Recast the listing as a numbered list, starting at its first line and ending at the line that contains "- count-input[interactable]: 10: [220, 539, 363, 559]". Include both of those lines and omit any blank lines.

[BEGIN DATASET CONTENT]

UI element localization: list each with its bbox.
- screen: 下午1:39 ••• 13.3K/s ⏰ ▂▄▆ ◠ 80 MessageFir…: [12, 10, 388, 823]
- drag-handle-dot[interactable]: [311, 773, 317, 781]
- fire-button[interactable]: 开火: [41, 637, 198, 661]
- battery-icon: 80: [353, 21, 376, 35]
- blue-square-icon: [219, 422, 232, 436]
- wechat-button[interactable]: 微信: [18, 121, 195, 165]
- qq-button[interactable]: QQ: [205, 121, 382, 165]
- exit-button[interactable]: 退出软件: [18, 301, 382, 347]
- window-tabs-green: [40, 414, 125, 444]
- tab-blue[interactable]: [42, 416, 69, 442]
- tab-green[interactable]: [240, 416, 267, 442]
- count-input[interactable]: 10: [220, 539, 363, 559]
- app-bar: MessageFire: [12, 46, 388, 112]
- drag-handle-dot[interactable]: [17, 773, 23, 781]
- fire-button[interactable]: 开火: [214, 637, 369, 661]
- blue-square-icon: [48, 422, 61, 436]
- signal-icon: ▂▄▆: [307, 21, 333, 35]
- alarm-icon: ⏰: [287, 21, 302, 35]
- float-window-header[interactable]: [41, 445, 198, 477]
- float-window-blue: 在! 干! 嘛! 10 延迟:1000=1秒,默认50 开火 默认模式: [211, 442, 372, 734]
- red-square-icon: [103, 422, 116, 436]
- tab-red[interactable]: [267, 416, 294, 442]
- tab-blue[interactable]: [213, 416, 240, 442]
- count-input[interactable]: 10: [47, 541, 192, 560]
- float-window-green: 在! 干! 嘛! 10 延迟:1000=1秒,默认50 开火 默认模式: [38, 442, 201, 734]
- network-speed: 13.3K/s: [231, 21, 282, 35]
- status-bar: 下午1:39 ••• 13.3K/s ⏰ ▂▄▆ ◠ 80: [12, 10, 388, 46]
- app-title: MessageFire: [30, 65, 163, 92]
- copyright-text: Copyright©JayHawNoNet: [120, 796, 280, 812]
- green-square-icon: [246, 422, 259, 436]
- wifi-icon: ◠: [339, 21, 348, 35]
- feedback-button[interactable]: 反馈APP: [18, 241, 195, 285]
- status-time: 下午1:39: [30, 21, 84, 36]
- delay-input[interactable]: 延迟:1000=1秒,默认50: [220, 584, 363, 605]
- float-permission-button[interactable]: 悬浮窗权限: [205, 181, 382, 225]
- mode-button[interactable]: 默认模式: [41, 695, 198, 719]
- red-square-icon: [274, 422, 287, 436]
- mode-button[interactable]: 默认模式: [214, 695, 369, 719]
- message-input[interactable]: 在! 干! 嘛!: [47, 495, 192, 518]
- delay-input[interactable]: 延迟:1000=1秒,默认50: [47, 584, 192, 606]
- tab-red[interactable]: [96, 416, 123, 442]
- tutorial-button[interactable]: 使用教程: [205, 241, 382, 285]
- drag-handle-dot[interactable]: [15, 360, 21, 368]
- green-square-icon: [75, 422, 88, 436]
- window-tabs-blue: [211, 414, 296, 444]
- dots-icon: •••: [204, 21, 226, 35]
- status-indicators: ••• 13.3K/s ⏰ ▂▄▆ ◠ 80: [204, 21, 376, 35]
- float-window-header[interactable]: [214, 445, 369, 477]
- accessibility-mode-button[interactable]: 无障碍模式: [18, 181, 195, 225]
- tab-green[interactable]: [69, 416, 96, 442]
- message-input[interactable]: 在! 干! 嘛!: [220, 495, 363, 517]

[END DATASET CONTENT]

▶ [WRITTEN REPLY]:
1. UI element localization: list each with its bbox.
2. - screen: 下午1:39 ••• 13.3K/s ⏰ ▂▄▆ ◠ 80 MessageFir…: [12, 10, 388, 823]
3. - drag-handle-dot[interactable]: [311, 773, 317, 781]
4. - fire-button[interactable]: 开火: [41, 637, 198, 661]
5. - battery-icon: 80: [353, 21, 376, 35]
6. - blue-square-icon: [219, 422, 232, 436]
7. - wechat-button[interactable]: 微信: [18, 121, 195, 165]
8. - qq-button[interactable]: QQ: [205, 121, 382, 165]
9. - exit-button[interactable]: 退出软件: [18, 301, 382, 347]
10. - window-tabs-green: [40, 414, 125, 444]
11. - tab-blue[interactable]: [42, 416, 69, 442]
12. - tab-green[interactable]: [240, 416, 267, 442]
13. - count-input[interactable]: 10: [220, 539, 363, 559]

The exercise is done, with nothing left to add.